* [Requirement]
Take every line where the string "plain" appears and copy it.

* [Stored items from a collection]

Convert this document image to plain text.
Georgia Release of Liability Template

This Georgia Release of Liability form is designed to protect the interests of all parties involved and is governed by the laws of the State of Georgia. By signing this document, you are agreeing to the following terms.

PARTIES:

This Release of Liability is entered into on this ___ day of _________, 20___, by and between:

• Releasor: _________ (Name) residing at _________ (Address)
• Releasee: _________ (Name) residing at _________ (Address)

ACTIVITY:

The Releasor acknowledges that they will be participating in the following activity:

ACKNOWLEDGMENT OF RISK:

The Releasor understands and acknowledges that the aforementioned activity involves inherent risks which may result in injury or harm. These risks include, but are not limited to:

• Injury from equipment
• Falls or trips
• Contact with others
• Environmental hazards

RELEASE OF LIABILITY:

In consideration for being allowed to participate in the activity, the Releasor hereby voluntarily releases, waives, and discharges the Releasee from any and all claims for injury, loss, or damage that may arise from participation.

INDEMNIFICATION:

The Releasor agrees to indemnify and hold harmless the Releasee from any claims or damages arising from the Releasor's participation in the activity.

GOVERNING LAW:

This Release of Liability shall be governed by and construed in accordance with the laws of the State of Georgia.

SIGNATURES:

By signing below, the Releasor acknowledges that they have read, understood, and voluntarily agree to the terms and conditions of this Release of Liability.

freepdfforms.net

---

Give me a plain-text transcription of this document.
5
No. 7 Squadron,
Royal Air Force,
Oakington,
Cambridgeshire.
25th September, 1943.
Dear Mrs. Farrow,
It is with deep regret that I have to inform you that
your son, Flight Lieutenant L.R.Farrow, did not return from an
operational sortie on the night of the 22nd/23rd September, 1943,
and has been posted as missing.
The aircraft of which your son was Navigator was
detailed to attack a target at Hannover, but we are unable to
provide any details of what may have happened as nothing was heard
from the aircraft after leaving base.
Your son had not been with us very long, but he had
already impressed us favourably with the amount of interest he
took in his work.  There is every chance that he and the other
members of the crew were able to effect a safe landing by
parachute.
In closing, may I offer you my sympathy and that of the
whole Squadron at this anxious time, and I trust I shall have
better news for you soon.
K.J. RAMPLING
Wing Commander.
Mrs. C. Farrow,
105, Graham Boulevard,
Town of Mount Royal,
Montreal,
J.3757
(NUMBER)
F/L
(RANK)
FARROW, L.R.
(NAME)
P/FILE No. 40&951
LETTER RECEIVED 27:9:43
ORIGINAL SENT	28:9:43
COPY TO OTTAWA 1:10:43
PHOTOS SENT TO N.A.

* [Result below]
Convert this document image to plain text.
Give me a plain-text transcription of this document.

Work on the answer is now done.